Structured figure records:
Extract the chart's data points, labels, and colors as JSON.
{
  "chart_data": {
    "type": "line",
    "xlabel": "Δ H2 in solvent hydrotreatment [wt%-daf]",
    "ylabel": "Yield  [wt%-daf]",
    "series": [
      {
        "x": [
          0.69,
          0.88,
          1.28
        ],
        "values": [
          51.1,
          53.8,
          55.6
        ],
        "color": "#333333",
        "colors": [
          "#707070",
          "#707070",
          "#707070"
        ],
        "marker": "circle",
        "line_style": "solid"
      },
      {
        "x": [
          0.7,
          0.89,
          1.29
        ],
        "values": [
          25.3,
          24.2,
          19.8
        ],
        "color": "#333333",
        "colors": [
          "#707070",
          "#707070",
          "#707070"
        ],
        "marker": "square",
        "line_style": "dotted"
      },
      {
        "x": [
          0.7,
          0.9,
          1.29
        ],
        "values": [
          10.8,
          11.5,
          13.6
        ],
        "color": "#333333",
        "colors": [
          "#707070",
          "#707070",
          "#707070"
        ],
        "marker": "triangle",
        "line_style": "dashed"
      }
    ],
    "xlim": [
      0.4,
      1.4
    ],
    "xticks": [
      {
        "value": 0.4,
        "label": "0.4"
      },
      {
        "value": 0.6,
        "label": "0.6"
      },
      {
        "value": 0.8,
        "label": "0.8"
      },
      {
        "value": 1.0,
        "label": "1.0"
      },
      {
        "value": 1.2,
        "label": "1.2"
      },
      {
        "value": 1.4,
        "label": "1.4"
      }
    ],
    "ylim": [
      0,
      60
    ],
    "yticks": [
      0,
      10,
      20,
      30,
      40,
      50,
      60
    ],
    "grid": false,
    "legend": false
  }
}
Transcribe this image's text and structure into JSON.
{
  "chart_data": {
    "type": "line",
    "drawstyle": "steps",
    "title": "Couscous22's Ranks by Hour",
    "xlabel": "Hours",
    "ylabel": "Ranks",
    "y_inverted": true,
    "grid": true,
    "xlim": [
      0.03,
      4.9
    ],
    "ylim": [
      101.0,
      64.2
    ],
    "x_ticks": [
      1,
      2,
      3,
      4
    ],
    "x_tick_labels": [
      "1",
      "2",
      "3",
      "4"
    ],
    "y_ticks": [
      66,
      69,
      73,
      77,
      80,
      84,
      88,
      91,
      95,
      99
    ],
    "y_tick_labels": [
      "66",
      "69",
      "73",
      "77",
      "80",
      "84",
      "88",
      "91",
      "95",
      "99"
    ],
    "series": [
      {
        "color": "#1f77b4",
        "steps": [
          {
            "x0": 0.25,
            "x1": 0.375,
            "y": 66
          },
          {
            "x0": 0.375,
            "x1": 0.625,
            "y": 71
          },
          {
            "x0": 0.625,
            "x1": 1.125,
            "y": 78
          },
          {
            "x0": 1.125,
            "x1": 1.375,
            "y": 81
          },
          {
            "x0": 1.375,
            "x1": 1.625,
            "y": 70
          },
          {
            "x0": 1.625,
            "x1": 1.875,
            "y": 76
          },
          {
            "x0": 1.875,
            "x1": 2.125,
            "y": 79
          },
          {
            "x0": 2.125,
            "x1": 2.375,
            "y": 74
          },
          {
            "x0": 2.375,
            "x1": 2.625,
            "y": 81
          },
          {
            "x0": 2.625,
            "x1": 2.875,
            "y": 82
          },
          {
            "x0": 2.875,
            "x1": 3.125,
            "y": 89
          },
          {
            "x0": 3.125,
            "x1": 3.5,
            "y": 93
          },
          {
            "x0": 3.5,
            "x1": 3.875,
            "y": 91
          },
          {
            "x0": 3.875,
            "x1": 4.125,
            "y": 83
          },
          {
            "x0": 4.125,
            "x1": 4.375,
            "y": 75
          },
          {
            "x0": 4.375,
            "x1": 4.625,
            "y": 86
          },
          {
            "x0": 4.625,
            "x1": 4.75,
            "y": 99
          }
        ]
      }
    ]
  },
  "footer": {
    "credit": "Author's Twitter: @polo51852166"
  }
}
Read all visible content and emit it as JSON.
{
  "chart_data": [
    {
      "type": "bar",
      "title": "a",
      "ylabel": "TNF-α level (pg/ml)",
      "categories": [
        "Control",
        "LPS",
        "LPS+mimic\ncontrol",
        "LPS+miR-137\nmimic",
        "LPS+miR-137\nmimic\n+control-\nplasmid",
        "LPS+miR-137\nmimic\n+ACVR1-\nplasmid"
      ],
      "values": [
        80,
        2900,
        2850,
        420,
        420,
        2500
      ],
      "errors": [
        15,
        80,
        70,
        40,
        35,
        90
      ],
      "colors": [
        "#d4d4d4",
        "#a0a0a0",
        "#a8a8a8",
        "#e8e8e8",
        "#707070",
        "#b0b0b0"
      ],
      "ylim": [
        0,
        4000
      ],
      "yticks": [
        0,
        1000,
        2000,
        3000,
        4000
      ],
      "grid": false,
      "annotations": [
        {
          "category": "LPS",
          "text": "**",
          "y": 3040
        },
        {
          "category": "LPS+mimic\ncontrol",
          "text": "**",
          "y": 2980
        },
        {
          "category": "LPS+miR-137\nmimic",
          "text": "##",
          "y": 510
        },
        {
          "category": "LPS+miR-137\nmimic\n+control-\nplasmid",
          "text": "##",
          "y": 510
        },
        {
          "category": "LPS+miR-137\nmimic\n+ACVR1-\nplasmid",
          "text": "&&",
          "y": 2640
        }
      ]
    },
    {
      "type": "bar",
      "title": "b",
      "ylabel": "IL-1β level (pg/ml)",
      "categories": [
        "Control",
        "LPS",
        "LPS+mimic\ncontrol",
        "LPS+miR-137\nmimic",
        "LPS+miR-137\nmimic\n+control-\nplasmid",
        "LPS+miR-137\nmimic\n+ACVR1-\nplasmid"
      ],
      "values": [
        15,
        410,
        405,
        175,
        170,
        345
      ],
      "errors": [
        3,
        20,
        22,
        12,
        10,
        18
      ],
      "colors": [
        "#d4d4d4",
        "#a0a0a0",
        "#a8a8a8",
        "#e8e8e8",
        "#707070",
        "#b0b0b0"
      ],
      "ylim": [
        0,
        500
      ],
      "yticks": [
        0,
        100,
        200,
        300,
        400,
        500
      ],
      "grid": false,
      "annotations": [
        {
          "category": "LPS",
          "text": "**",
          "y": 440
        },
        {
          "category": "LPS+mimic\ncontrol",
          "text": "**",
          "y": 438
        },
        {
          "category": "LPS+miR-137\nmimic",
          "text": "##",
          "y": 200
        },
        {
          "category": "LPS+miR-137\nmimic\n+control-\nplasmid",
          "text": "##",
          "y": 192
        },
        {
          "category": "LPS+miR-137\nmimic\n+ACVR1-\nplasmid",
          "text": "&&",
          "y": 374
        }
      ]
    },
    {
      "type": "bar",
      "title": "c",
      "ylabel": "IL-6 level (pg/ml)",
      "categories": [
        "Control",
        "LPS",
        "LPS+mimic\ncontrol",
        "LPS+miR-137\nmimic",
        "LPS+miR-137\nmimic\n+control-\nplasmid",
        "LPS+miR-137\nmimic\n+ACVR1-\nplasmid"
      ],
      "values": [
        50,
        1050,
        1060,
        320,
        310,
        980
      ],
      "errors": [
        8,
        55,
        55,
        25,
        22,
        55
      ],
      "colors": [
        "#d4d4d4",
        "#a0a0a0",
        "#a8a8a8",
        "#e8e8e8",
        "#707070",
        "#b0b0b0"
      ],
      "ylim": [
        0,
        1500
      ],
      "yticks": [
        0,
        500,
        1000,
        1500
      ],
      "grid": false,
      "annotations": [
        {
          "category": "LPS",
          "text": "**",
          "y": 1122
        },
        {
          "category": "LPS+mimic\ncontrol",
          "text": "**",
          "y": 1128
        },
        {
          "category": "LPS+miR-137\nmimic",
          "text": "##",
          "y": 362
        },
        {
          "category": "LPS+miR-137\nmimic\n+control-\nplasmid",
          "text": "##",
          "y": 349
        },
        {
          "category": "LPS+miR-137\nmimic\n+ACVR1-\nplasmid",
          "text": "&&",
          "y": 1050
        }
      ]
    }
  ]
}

* _Work required_
Look for "level" and pull out every line that has it.

* _Written reply_
      "ylabel": "TNF-α level (pg/ml)",
      "ylabel": "IL-1β level (pg/ml)",
      "ylabel": "IL-6 level (pg/ml)",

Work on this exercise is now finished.